### [What you have to do]
From the entries that follow, extract each line holding the string "text".

****

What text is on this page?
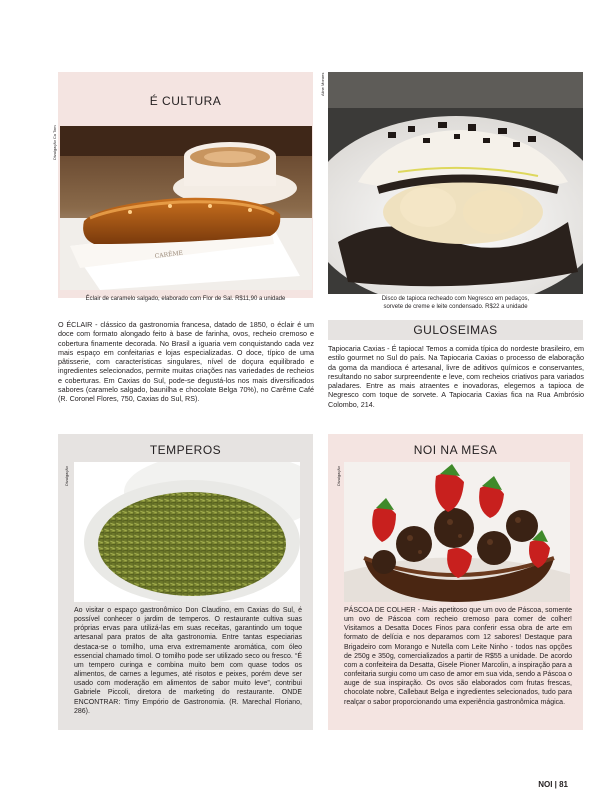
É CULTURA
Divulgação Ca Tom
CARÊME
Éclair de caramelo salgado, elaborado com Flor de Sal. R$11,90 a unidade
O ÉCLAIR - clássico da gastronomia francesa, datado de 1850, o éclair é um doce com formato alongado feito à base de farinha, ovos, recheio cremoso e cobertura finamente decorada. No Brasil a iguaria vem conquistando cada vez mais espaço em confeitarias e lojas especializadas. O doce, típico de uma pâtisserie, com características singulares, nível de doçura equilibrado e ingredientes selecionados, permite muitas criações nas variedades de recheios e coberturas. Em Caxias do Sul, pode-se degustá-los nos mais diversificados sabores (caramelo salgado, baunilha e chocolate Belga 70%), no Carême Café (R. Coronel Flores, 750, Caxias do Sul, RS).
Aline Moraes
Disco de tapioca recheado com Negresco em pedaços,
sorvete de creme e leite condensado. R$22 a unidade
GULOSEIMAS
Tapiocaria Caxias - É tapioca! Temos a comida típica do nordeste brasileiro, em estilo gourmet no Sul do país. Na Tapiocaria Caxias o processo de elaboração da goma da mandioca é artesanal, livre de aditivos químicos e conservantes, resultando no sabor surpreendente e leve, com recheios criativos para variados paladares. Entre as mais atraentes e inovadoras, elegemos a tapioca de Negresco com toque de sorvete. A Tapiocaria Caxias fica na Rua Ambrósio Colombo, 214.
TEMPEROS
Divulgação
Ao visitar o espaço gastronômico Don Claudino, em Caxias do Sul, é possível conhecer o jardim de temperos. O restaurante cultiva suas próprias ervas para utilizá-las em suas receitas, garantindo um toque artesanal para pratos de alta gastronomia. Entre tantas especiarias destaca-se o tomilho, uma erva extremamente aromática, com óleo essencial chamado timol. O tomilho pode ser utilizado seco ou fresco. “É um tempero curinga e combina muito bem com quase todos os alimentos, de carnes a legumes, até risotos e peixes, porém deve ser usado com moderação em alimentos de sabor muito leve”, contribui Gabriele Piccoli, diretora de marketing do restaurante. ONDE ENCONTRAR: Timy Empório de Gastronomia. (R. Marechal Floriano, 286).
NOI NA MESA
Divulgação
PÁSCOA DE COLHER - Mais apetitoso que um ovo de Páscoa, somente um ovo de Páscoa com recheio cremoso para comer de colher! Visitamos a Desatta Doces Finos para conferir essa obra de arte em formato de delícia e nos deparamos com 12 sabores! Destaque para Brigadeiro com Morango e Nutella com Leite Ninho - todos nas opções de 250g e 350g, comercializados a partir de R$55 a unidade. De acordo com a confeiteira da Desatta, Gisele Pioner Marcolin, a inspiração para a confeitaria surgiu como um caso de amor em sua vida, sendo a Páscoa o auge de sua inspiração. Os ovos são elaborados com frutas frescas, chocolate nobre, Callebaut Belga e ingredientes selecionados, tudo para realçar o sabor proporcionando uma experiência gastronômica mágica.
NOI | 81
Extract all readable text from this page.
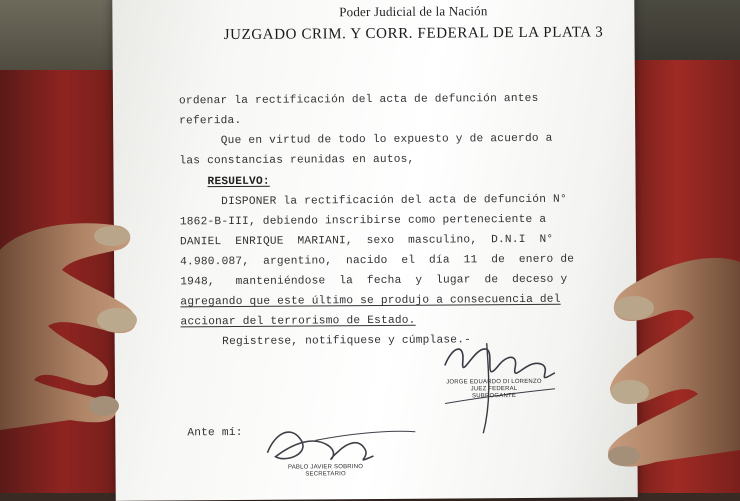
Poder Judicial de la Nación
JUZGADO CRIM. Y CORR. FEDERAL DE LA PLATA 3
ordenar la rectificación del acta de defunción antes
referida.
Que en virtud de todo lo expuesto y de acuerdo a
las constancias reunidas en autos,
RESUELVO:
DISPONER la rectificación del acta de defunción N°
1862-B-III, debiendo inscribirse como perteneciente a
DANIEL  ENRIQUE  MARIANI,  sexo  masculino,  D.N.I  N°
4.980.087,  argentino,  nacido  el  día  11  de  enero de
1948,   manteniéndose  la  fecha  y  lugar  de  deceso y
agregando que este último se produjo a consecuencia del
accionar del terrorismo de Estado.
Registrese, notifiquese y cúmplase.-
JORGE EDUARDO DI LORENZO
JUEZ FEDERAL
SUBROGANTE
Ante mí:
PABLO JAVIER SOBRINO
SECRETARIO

****

### [Finished exercise]
What text is on this page?
Extract all readable text from this page.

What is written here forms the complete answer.